● Problem description: Reproduce the records below exactly, leaving out any pictures.

● Input material:
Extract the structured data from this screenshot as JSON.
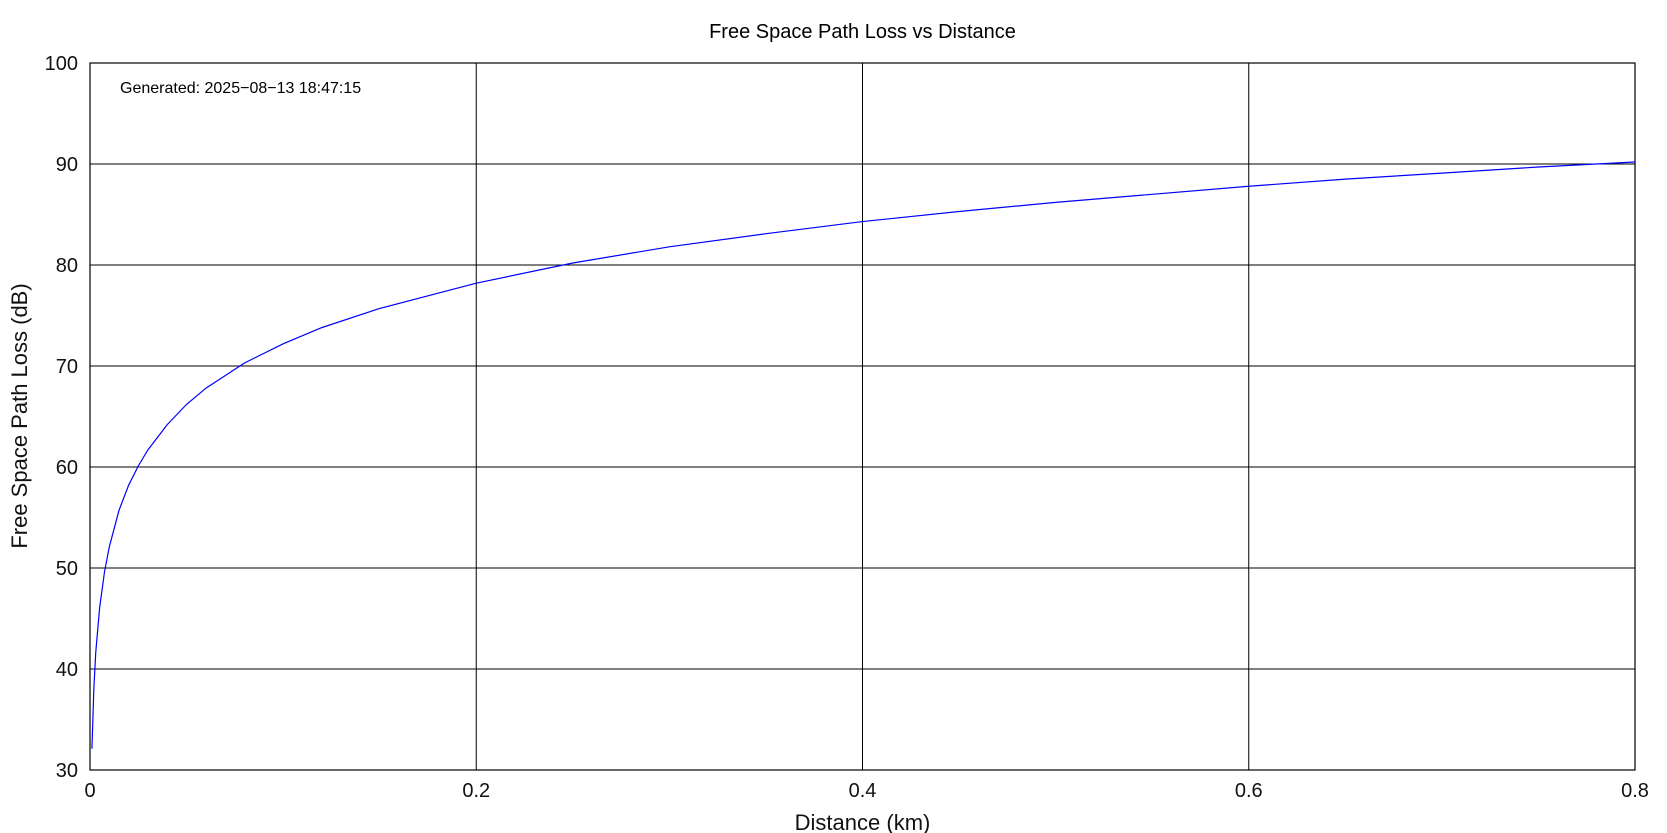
{
  "chart_data": {
    "type": "line",
    "title": "Free Space Path Loss vs Distance",
    "xlabel": "Distance (km)",
    "ylabel": "Free Space Path Loss (dB)",
    "xlim": [
      0,
      0.8
    ],
    "ylim": [
      30,
      100
    ],
    "xticks": [
      0,
      0.2,
      0.4,
      0.6,
      0.8
    ],
    "xtick_labels": [
      "0",
      "0.2",
      "0.4",
      "0.6",
      "0.8"
    ],
    "yticks": [
      30,
      40,
      50,
      60,
      70,
      80,
      90,
      100
    ],
    "ytick_labels": [
      "30",
      "40",
      "50",
      "60",
      "70",
      "80",
      "90",
      "100"
    ],
    "grid": true,
    "annotation": "Generated: 2025−08−13 18:47:15",
    "series_color": "#0000ff",
    "series": [
      {
        "x": [
          0.001,
          0.002,
          0.003,
          0.005,
          0.0075,
          0.01,
          0.015,
          0.02,
          0.025,
          0.03,
          0.04,
          0.05,
          0.06,
          0.08,
          0.1,
          0.12,
          0.15,
          0.2,
          0.25,
          0.3,
          0.35,
          0.4,
          0.45,
          0.5,
          0.55,
          0.6,
          0.65,
          0.7,
          0.75,
          0.8
        ],
        "y": [
          32.1,
          38.1,
          41.7,
          46.1,
          49.6,
          52.1,
          55.7,
          58.2,
          60.1,
          61.7,
          64.2,
          66.2,
          67.8,
          70.3,
          72.2,
          73.8,
          75.7,
          78.2,
          80.2,
          81.8,
          83.1,
          84.3,
          85.3,
          86.2,
          87.0,
          87.8,
          88.5,
          89.1,
          89.7,
          90.2
        ]
      }
    ]
  }
}
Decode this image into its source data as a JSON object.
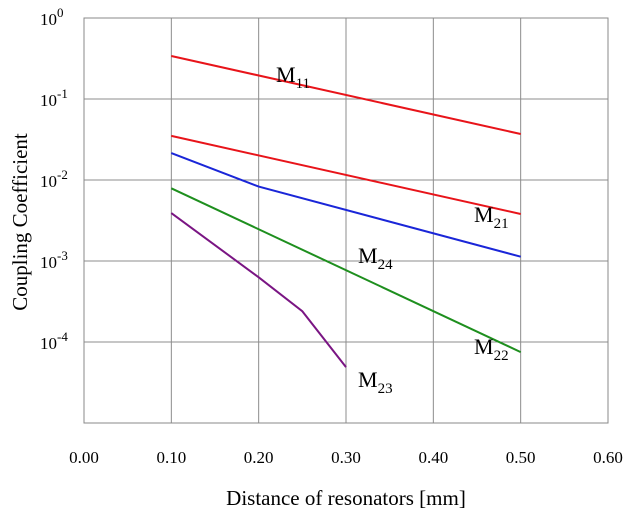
{
  "chart_data": {
    "type": "line",
    "xlabel": "Distance of resonators [mm]",
    "ylabel": "Coupling Coefficient",
    "yscale": "log",
    "xlim": [
      0.0,
      0.6
    ],
    "ylim": [
      1e-05,
      1
    ],
    "grid": true,
    "x_ticks": [
      "0.00",
      "0.10",
      "0.20",
      "0.30",
      "0.40",
      "0.50",
      "0.60"
    ],
    "y_ticks": [
      {
        "base": "10",
        "exp": "0"
      },
      {
        "base": "10",
        "exp": "-1"
      },
      {
        "base": "10",
        "exp": "-2"
      },
      {
        "base": "10",
        "exp": "-3"
      },
      {
        "base": "10",
        "exp": "-4"
      }
    ],
    "series": [
      {
        "name": "M",
        "sub": "11",
        "color": "#e8141a",
        "x": [
          0.1,
          0.5
        ],
        "y": [
          0.34,
          0.037
        ]
      },
      {
        "name": "M",
        "sub": "21",
        "color": "#e8141a",
        "x": [
          0.1,
          0.5
        ],
        "y": [
          0.035,
          0.0038
        ]
      },
      {
        "name": "M",
        "sub": "24",
        "color": "#1a26d8",
        "x": [
          0.1,
          0.2,
          0.5
        ],
        "y": [
          0.0215,
          0.0083,
          0.00113
        ]
      },
      {
        "name": "M",
        "sub": "22",
        "color": "#1e8f1e",
        "x": [
          0.1,
          0.5
        ],
        "y": [
          0.0079,
          7.5e-05
        ]
      },
      {
        "name": "M",
        "sub": "23",
        "color": "#7a1583",
        "x": [
          0.1,
          0.2,
          0.25,
          0.3
        ],
        "y": [
          0.0039,
          0.00063,
          0.00024,
          4.9e-05
        ]
      }
    ]
  }
}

● Written solution:
Extract the structured data from this screenshot as JSON.
{
  "chart_data": {
    "type": "line",
    "title": "Free Space Path Loss vs Distance",
    "xlabel": "Distance (km)",
    "ylabel": "Free Space Path Loss (dB)",
    "xlim": [
      0,
      0.8
    ],
    "ylim": [
      30,
      100
    ],
    "xticks": [
      0,
      0.2,
      0.4,
      0.6,
      0.8
    ],
    "xtick_labels": [
      "0",
      "0.2",
      "0.4",
      "0.6",
      "0.8"
    ],
    "yticks": [
      30,
      40,
      50,
      60,
      70,
      80,
      90,
      100
    ],
    "ytick_labels": [
      "30",
      "40",
      "50",
      "60",
      "70",
      "80",
      "90",
      "100"
    ],
    "grid": true,
    "annotation": "Generated: 2025−08−13 18:47:15",
    "series_color": "#0000ff",
    "series": [
      {
        "x": [
          0.001,
          0.002,
          0.003,
          0.005,
          0.0075,
          0.01,
          0.015,
          0.02,
          0.025,
          0.03,
          0.04,
          0.05,
          0.06,
          0.08,
          0.1,
          0.12,
          0.15,
          0.2,
          0.25,
          0.3,
          0.35,
          0.4,
          0.45,
          0.5,
          0.55,
          0.6,
          0.65,
          0.7,
          0.75,
          0.8
        ],
        "y": [
          32.1,
          38.1,
          41.7,
          46.1,
          49.6,
          52.1,
          55.7,
          58.2,
          60.1,
          61.7,
          64.2,
          66.2,
          67.8,
          70.3,
          72.2,
          73.8,
          75.7,
          78.2,
          80.2,
          81.8,
          83.1,
          84.3,
          85.3,
          86.2,
          87.0,
          87.8,
          88.5,
          89.1,
          89.7,
          90.2
        ]
      }
    ]
  }
}
Decode this image into its source data as a JSON object.
{
  "chart_data": {
    "type": "line",
    "xlabel": "Distance of resonators [mm]",
    "ylabel": "Coupling Coefficient",
    "yscale": "log",
    "xlim": [
      0.0,
      0.6
    ],
    "ylim": [
      1e-05,
      1
    ],
    "grid": true,
    "x_ticks": [
      "0.00",
      "0.10",
      "0.20",
      "0.30",
      "0.40",
      "0.50",
      "0.60"
    ],
    "y_ticks": [
      {
        "base": "10",
        "exp": "0"
      },
      {
        "base": "10",
        "exp": "-1"
      },
      {
        "base": "10",
        "exp": "-2"
      },
      {
        "base": "10",
        "exp": "-3"
      },
      {
        "base": "10",
        "exp": "-4"
      }
    ],
    "series": [
      {
        "name": "M",
        "sub": "11",
        "color": "#e8141a",
        "x": [
          0.1,
          0.5
        ],
        "y": [
          0.34,
          0.037
        ]
      },
      {
        "name": "M",
        "sub": "21",
        "color": "#e8141a",
        "x": [
          0.1,
          0.5
        ],
        "y": [
          0.035,
          0.0038
        ]
      },
      {
        "name": "M",
        "sub": "24",
        "color": "#1a26d8",
        "x": [
          0.1,
          0.2,
          0.5
        ],
        "y": [
          0.0215,
          0.0083,
          0.00113
        ]
      },
      {
        "name": "M",
        "sub": "22",
        "color": "#1e8f1e",
        "x": [
          0.1,
          0.5
        ],
        "y": [
          0.0079,
          7.5e-05
        ]
      },
      {
        "name": "M",
        "sub": "23",
        "color": "#7a1583",
        "x": [
          0.1,
          0.2,
          0.25,
          0.3
        ],
        "y": [
          0.0039,
          0.00063,
          0.00024,
          4.9e-05
        ]
      }
    ]
  }
}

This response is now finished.